Instructions for the task: Exactly as written, print each record in the listing.

Records shown:
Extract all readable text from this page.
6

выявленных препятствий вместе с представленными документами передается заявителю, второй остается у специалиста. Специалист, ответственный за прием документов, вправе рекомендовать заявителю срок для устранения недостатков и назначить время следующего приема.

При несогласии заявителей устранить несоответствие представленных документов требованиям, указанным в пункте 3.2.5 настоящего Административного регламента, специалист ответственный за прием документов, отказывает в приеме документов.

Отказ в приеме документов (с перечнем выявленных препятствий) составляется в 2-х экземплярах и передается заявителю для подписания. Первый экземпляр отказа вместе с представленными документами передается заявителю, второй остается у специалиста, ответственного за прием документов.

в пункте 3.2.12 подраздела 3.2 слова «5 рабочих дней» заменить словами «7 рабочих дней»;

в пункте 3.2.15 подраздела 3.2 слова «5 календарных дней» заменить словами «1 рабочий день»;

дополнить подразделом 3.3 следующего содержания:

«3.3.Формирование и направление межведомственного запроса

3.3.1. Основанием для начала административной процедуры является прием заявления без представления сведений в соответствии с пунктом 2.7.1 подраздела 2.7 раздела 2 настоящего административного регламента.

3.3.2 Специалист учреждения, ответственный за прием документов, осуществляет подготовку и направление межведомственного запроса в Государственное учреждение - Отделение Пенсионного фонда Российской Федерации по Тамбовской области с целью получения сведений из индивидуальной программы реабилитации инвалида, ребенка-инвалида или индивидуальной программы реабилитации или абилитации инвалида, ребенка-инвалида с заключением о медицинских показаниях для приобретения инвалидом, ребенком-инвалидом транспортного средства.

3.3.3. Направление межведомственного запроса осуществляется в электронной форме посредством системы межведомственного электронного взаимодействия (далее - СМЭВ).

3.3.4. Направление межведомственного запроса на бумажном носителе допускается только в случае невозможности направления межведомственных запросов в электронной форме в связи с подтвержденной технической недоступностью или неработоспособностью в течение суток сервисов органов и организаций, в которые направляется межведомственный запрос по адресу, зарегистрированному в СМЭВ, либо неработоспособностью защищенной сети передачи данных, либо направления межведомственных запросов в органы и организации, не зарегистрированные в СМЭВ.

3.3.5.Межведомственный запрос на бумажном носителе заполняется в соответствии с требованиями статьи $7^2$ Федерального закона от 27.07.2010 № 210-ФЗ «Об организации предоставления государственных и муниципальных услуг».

Written answer:
Extract all readable text from this page.
6

выявленных препятствий вместе с представленными документами передается заявителю, второй остается у специалиста. Специалист, ответственный за прием документов, вправе рекомендовать заявителю срок для устранения недостатков и назначить время следующего приема.

При несогласии заявителей устранить несоответствие представленных документов требованиям, указанным в пункте 3.2.5 настоящего Административного регламента, специалист ответственный за прием документов, отказывает в приеме документов.

Отказ в приеме документов (с перечнем выявленных препятствий) составляется в 2-х экземплярах и передается заявителю для подписания. Первый экземпляр отказа вместе с представленными документами передается заявителю, второй остается у специалиста, ответственного за прием документов.

в пункте 3.2.12 подраздела 3.2 слова «5 рабочих дней» заменить словами «7 рабочих дней»;

в пункте 3.2.15 подраздела 3.2 слова «5 календарных дней» заменить словами «1 рабочий день»;

дополнить подразделом 3.3 следующего содержания:

«3.3.Формирование и направление межведомственного запроса

3.3.1. Основанием для начала административной процедуры является прием заявления без представления сведений в соответствии с пунктом 2.7.1 подраздела 2.7 раздела 2 настоящего административного регламента.

3.3.2 Специалист учреждения, ответственный за прием документов, осуществляет подготовку и направление межведомственного запроса в Государственное учреждение - Отделение Пенсионного фонда Российской Федерации по Тамбовской области с целью получения сведений из индивидуальной программы реабилитации инвалида, ребенка-инвалида или индивидуальной программы реабилитации или абилитации инвалида, ребенка-инвалида с заключением о медицинских показаниях для приобретения инвалидом, ребенком-инвалидом транспортного средства.

3.3.3. Направление межведомственного запроса осуществляется в электронной форме посредством системы межведомственного электронного взаимодействия (далее - СМЭВ).

3.3.4. Направление межведомственного запроса на бумажном носителе допускается только в случае невозможности направления межведомственных запросов в электронной форме в связи с подтвержденной технической недоступностью или неработоспособностью в течение суток сервисов органов и организаций, в которые направляется межведомственный запрос по адресу, зарегистрированному в СМЭВ, либо неработоспособностью защищенной сети передачи данных, либо направления межведомственных запросов в органы и организации, не зарегистрированные в СМЭВ.

3.3.5.Межведомственный запрос на бумажном носителе заполняется в соответствии с требованиями статьи $7^2$ Федерального закона от 27.07.2010 № 210-ФЗ «Об организации предоставления государственных и муниципальных услуг».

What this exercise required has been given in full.